◆ Records provided
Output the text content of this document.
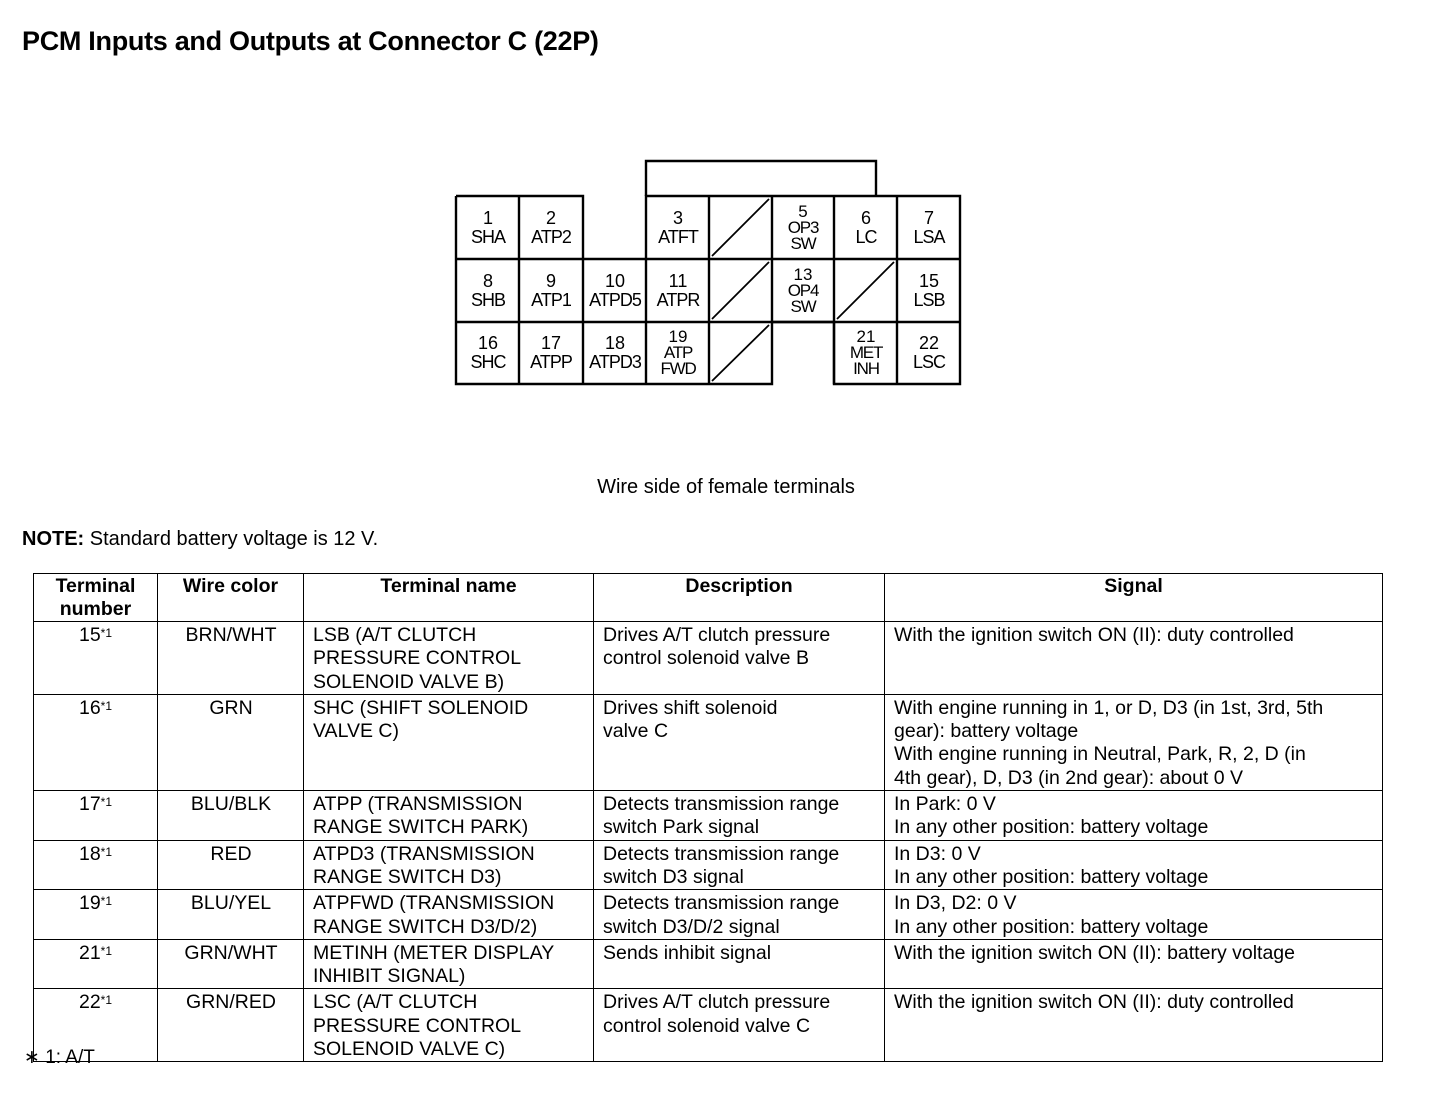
PCM Inputs and Outputs at Connector C (22P)
1
SHA
2
ATP2
3
ATFT
5
OP3
SW
6
LC
7
LSA
8
SHB
9
ATP1
10
ATPD5
11
ATPR
13
OP4
SW
15
LSB
16
SHC
17
ATPP
18
ATPD3
19
ATP
FWD
21
MET
INH
22
LSC
Wire side of female terminals
NOTE: Standard battery voltage is 12 V.
Terminal number	Wire color	Terminal name	Description	Signal
15$^{*1}$	BRN/WHT	LSB (A/T CLUTCH
PRESSURE CONTROL
SOLENOID VALVE B)	Drives A/T clutch pressure
control solenoid valve B	With the ignition switch ON (II): duty controlled

16$^{*1}$	GRN	SHC (SHIFT SOLENOID
VALVE C)	Drives shift solenoid
valve C	With engine running in 1, or D, D3 (in 1st, 3rd, 5th
gear): battery voltage
With engine running in Neutral, Park, R, 2, D (in
4th gear), D, D3 (in 2nd gear): about 0 V

17$^{*1}$	BLU/BLK	ATPP (TRANSMISSION
RANGE SWITCH PARK)	Detects transmission range
switch Park signal	In Park: 0 V
In any other position: battery voltage

18$^{*1}$	RED	ATPD3 (TRANSMISSION
RANGE SWITCH D3)	Detects transmission range
switch D3 signal	In D3: 0 V
In any other position: battery voltage

19$^{*1}$	BLU/YEL	ATPFWD (TRANSMISSION
RANGE SWITCH D3/D/2)	Detects transmission range
switch D3/D/2 signal	In D3, D2: 0 V
In any other position: battery voltage

21$^{*1}$	GRN/WHT	METINH (METER DISPLAY
INHIBIT SIGNAL)	Sends inhibit signal	With the ignition switch ON (II): battery voltage

22$^{*1}$	GRN/RED	LSC (A/T CLUTCH
PRESSURE CONTROL
SOLENOID VALVE C)	Drives A/T clutch pressure
control solenoid valve C	With the ignition switch ON (II): duty controlled
∗ 1: A/T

◆ Problem to solve
Look above for lines with the word "Drives" and copy them all.

◆ Worked answer
SOLENOID VALVE B)	Drives A/T clutch pressure
VALVE C)	Drives shift solenoid
SOLENOID VALVE C)	Drives A/T clutch pressure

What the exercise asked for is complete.